↓
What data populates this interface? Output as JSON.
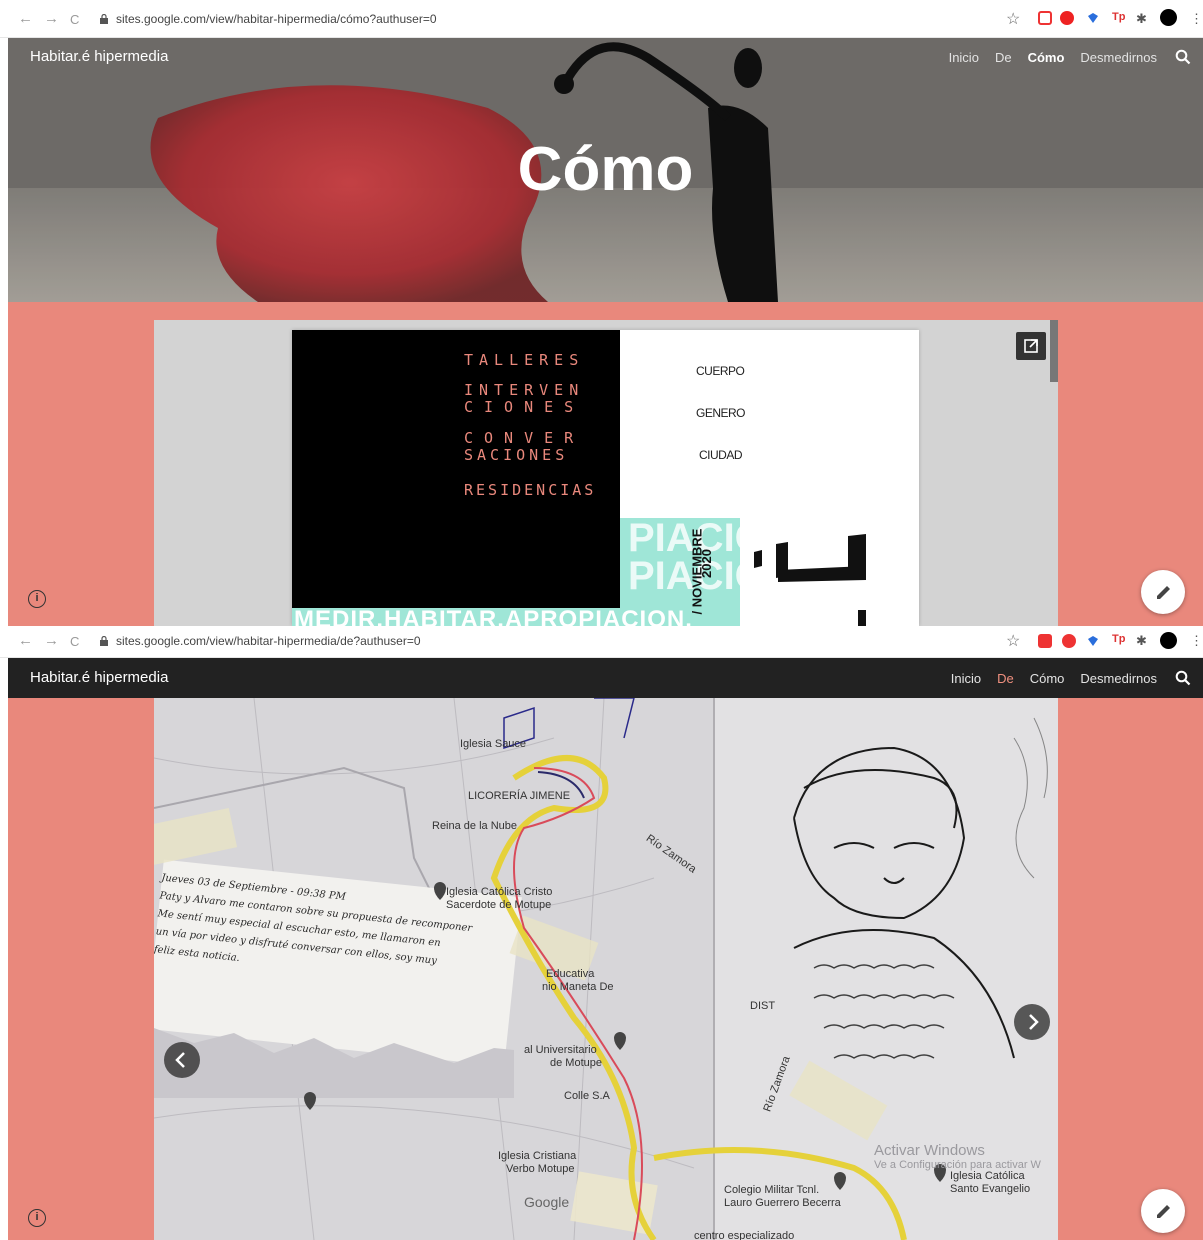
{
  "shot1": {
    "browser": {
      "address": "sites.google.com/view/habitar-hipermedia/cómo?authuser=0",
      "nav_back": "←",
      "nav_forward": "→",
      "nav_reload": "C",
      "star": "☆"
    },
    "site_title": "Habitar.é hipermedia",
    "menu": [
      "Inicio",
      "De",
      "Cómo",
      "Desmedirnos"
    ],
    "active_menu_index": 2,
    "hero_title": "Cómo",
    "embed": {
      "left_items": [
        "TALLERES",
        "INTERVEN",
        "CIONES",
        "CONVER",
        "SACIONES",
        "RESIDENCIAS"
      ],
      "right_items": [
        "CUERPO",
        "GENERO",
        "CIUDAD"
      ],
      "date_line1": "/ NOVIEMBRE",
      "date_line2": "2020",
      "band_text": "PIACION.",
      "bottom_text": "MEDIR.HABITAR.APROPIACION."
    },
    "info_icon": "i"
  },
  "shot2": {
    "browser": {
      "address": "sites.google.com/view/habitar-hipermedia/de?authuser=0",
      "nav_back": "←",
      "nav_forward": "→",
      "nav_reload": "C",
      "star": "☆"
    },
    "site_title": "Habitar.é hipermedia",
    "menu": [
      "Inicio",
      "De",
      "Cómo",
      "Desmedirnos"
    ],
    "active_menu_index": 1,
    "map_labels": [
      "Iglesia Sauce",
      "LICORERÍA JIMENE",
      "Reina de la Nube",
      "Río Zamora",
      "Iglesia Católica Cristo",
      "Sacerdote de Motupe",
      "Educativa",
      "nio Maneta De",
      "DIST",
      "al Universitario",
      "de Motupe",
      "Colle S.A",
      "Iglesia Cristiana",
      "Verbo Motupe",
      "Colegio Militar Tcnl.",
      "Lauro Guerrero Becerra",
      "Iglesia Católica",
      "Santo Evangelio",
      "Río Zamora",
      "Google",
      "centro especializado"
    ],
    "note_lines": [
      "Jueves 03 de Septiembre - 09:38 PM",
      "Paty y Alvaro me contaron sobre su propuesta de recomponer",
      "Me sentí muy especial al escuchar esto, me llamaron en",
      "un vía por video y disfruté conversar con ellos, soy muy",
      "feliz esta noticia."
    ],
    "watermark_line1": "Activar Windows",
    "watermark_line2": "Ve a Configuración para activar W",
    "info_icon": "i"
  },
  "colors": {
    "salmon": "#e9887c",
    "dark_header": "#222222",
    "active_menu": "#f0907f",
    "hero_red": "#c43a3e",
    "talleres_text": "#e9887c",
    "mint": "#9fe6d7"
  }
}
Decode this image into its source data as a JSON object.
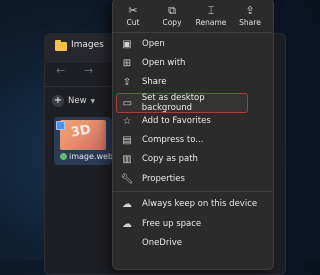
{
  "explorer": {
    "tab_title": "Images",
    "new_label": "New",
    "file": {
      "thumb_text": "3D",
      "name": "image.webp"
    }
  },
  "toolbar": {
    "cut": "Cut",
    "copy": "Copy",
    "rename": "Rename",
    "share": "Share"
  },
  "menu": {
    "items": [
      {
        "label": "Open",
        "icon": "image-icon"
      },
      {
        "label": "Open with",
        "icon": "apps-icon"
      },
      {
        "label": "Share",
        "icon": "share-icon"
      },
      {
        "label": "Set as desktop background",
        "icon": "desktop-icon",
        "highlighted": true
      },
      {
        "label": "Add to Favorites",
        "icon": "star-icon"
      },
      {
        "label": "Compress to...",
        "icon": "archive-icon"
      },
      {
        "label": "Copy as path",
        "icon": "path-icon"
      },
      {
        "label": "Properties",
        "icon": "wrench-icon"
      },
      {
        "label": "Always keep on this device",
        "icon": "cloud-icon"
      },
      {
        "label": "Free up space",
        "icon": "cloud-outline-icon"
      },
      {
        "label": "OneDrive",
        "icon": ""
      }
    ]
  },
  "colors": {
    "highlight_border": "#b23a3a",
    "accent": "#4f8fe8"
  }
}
↑
| What to work on |
Copy every line of the records above that holds the word "this".

| Solved problem |
What data populates this interface? Output as JSON.
Decode this image into its source data as a JSON object.
        "label": "Always keep on this device",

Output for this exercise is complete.